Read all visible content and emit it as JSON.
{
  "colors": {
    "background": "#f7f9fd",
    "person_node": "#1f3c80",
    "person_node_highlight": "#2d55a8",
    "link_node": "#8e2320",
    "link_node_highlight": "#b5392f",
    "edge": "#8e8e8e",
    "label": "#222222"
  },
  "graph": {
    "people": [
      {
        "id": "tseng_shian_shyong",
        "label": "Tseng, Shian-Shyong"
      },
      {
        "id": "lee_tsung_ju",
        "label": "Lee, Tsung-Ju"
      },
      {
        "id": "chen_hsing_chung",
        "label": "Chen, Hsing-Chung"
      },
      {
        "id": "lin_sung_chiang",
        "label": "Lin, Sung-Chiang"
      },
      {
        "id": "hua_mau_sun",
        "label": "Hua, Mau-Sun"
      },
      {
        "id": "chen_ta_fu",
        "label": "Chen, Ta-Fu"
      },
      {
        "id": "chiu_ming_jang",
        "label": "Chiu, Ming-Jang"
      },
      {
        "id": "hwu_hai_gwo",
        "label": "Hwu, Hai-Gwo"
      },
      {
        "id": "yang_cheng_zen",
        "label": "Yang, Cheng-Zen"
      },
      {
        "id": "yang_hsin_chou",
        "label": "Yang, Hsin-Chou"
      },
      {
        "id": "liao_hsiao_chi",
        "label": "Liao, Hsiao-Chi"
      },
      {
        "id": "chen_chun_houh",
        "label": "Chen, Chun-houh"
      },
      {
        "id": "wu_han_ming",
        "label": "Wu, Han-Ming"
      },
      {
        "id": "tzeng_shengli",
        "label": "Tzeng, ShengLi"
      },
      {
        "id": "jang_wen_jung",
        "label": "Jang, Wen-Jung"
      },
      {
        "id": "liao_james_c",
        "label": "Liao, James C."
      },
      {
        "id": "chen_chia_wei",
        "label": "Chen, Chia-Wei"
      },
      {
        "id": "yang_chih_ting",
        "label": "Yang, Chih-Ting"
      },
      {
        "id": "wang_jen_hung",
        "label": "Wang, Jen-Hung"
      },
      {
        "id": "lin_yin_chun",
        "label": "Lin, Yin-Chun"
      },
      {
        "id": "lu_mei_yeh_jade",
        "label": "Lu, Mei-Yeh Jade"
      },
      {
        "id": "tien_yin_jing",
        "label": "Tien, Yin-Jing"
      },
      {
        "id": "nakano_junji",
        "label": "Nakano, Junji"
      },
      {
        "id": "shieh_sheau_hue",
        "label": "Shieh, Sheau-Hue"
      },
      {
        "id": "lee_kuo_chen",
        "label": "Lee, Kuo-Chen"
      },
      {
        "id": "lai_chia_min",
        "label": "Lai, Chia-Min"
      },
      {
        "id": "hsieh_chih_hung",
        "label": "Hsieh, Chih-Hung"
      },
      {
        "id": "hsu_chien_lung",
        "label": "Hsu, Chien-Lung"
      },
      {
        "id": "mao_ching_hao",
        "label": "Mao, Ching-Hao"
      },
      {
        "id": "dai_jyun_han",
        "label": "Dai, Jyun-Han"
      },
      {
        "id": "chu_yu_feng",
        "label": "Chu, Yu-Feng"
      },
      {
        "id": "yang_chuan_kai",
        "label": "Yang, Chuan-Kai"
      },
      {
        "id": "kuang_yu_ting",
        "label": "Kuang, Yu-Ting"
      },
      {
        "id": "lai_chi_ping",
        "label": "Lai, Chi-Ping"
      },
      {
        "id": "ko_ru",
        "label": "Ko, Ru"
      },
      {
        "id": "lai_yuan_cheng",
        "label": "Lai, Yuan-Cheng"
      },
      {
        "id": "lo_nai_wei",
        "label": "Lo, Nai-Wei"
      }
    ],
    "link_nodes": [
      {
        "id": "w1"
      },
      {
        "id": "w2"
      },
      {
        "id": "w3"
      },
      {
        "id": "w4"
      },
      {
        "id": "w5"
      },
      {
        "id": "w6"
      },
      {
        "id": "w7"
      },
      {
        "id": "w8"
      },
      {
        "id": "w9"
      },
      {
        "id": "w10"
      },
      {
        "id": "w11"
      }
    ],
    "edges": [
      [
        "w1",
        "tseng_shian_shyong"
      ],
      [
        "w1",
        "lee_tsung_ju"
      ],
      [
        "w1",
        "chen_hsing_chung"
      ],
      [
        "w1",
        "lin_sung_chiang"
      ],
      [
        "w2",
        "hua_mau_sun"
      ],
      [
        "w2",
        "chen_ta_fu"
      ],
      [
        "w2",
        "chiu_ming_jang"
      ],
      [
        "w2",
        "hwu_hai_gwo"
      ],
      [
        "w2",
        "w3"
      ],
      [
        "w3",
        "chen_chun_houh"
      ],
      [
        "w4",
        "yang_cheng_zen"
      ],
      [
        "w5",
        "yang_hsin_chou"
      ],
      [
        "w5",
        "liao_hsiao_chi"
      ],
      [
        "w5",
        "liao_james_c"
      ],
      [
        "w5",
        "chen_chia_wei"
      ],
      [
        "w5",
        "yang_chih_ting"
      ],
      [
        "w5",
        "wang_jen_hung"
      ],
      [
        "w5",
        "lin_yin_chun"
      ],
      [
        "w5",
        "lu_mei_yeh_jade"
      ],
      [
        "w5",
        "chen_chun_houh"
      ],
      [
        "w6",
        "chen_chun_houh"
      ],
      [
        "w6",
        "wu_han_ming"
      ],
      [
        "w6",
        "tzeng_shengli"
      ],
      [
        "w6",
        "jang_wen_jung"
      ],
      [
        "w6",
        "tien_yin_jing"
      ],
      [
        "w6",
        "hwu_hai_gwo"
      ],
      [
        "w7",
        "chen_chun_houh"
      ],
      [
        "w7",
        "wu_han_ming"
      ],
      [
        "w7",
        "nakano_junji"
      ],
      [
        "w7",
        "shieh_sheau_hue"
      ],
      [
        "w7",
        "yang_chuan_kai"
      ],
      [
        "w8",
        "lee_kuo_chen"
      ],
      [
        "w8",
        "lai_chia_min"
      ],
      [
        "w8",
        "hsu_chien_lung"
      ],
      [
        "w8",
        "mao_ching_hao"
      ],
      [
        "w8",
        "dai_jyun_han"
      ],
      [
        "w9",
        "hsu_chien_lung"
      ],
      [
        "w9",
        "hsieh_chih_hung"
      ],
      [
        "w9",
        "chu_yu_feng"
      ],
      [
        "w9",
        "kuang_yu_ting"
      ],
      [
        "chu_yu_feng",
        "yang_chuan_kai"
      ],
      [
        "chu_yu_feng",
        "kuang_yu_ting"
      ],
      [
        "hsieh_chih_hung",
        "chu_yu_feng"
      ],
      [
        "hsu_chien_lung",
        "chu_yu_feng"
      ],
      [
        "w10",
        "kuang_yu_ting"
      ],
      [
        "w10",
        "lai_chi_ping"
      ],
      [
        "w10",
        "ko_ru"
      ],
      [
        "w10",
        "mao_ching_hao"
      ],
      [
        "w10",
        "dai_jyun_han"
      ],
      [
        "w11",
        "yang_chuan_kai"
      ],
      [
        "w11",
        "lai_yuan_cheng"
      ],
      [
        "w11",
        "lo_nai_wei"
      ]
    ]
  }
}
□ □ □ □ □ □ □
Required work | Return all of the data exactly as it reads.

Exercise output |
Read all visible content and emit it as JSON.
{
  "colors": {
    "background": "#f7f9fd",
    "person_node": "#1f3c80",
    "person_node_highlight": "#2d55a8",
    "link_node": "#8e2320",
    "link_node_highlight": "#b5392f",
    "edge": "#8e8e8e",
    "label": "#222222"
  },
  "graph": {
    "people": [
      {
        "id": "tseng_shian_shyong",
        "label": "Tseng, Shian-Shyong"
      },
      {
        "id": "lee_tsung_ju",
        "label": "Lee, Tsung-Ju"
      },
      {
        "id": "chen_hsing_chung",
        "label": "Chen, Hsing-Chung"
      },
      {
        "id": "lin_sung_chiang",
        "label": "Lin, Sung-Chiang"
      },
      {
        "id": "hua_mau_sun",
        "label": "Hua, Mau-Sun"
      },
      {
        "id": "chen_ta_fu",
        "label": "Chen, Ta-Fu"
      },
      {
        "id": "chiu_ming_jang",
        "label": "Chiu, Ming-Jang"
      },
      {
        "id": "hwu_hai_gwo",
        "label": "Hwu, Hai-Gwo"
      },
      {
        "id": "yang_cheng_zen",
        "label": "Yang, Cheng-Zen"
      },
      {
        "id": "yang_hsin_chou",
        "label": "Yang, Hsin-Chou"
      },
      {
        "id": "liao_hsiao_chi",
        "label": "Liao, Hsiao-Chi"
      },
      {
        "id": "chen_chun_houh",
        "label": "Chen, Chun-houh"
      },
      {
        "id": "wu_han_ming",
        "label": "Wu, Han-Ming"
      },
      {
        "id": "tzeng_shengli",
        "label": "Tzeng, ShengLi"
      },
      {
        "id": "jang_wen_jung",
        "label": "Jang, Wen-Jung"
      },
      {
        "id": "liao_james_c",
        "label": "Liao, James C."
      },
      {
        "id": "chen_chia_wei",
        "label": "Chen, Chia-Wei"
      },
      {
        "id": "yang_chih_ting",
        "label": "Yang, Chih-Ting"
      },
      {
        "id": "wang_jen_hung",
        "label": "Wang, Jen-Hung"
      },
      {
        "id": "lin_yin_chun",
        "label": "Lin, Yin-Chun"
      },
      {
        "id": "lu_mei_yeh_jade",
        "label": "Lu, Mei-Yeh Jade"
      },
      {
        "id": "tien_yin_jing",
        "label": "Tien, Yin-Jing"
      },
      {
        "id": "nakano_junji",
        "label": "Nakano, Junji"
      },
      {
        "id": "shieh_sheau_hue",
        "label": "Shieh, Sheau-Hue"
      },
      {
        "id": "lee_kuo_chen",
        "label": "Lee, Kuo-Chen"
      },
      {
        "id": "lai_chia_min",
        "label": "Lai, Chia-Min"
      },
      {
        "id": "hsieh_chih_hung",
        "label": "Hsieh, Chih-Hung"
      },
      {
        "id": "hsu_chien_lung",
        "label": "Hsu, Chien-Lung"
      },
      {
        "id": "mao_ching_hao",
        "label": "Mao, Ching-Hao"
      },
      {
        "id": "dai_jyun_han",
        "label": "Dai, Jyun-Han"
      },
      {
        "id": "chu_yu_feng",
        "label": "Chu, Yu-Feng"
      },
      {
        "id": "yang_chuan_kai",
        "label": "Yang, Chuan-Kai"
      },
      {
        "id": "kuang_yu_ting",
        "label": "Kuang, Yu-Ting"
      },
      {
        "id": "lai_chi_ping",
        "label": "Lai, Chi-Ping"
      },
      {
        "id": "ko_ru",
        "label": "Ko, Ru"
      },
      {
        "id": "lai_yuan_cheng",
        "label": "Lai, Yuan-Cheng"
      },
      {
        "id": "lo_nai_wei",
        "label": "Lo, Nai-Wei"
      }
    ],
    "link_nodes": [
      {
        "id": "w1"
      },
      {
        "id": "w2"
      },
      {
        "id": "w3"
      },
      {
        "id": "w4"
      },
      {
        "id": "w5"
      },
      {
        "id": "w6"
      },
      {
        "id": "w7"
      },
      {
        "id": "w8"
      },
      {
        "id": "w9"
      },
      {
        "id": "w10"
      },
      {
        "id": "w11"
      }
    ],
    "edges": [
      [
        "w1",
        "tseng_shian_shyong"
      ],
      [
        "w1",
        "lee_tsung_ju"
      ],
      [
        "w1",
        "chen_hsing_chung"
      ],
      [
        "w1",
        "lin_sung_chiang"
      ],
      [
        "w2",
        "hua_mau_sun"
      ],
      [
        "w2",
        "chen_ta_fu"
      ],
      [
        "w2",
        "chiu_ming_jang"
      ],
      [
        "w2",
        "hwu_hai_gwo"
      ],
      [
        "w2",
        "w3"
      ],
      [
        "w3",
        "chen_chun_houh"
      ],
      [
        "w4",
        "yang_cheng_zen"
      ],
      [
        "w5",
        "yang_hsin_chou"
      ],
      [
        "w5",
        "liao_hsiao_chi"
      ],
      [
        "w5",
        "liao_james_c"
      ],
      [
        "w5",
        "chen_chia_wei"
      ],
      [
        "w5",
        "yang_chih_ting"
      ],
      [
        "w5",
        "wang_jen_hung"
      ],
      [
        "w5",
        "lin_yin_chun"
      ],
      [
        "w5",
        "lu_mei_yeh_jade"
      ],
      [
        "w5",
        "chen_chun_houh"
      ],
      [
        "w6",
        "chen_chun_houh"
      ],
      [
        "w6",
        "wu_han_ming"
      ],
      [
        "w6",
        "tzeng_shengli"
      ],
      [
        "w6",
        "jang_wen_jung"
      ],
      [
        "w6",
        "tien_yin_jing"
      ],
      [
        "w6",
        "hwu_hai_gwo"
      ],
      [
        "w7",
        "chen_chun_houh"
      ],
      [
        "w7",
        "wu_han_ming"
      ],
      [
        "w7",
        "nakano_junji"
      ],
      [
        "w7",
        "shieh_sheau_hue"
      ],
      [
        "w7",
        "yang_chuan_kai"
      ],
      [
        "w8",
        "lee_kuo_chen"
      ],
      [
        "w8",
        "lai_chia_min"
      ],
      [
        "w8",
        "hsu_chien_lung"
      ],
      [
        "w8",
        "mao_ching_hao"
      ],
      [
        "w8",
        "dai_jyun_han"
      ],
      [
        "w9",
        "hsu_chien_lung"
      ],
      [
        "w9",
        "hsieh_chih_hung"
      ],
      [
        "w9",
        "chu_yu_feng"
      ],
      [
        "w9",
        "kuang_yu_ting"
      ],
      [
        "chu_yu_feng",
        "yang_chuan_kai"
      ],
      [
        "chu_yu_feng",
        "kuang_yu_ting"
      ],
      [
        "hsieh_chih_hung",
        "chu_yu_feng"
      ],
      [
        "hsu_chien_lung",
        "chu_yu_feng"
      ],
      [
        "w10",
        "kuang_yu_ting"
      ],
      [
        "w10",
        "lai_chi_ping"
      ],
      [
        "w10",
        "ko_ru"
      ],
      [
        "w10",
        "mao_ching_hao"
      ],
      [
        "w10",
        "dai_jyun_han"
      ],
      [
        "w11",
        "yang_chuan_kai"
      ],
      [
        "w11",
        "lai_yuan_cheng"
      ],
      [
        "w11",
        "lo_nai_wei"
      ]
    ]
  }
}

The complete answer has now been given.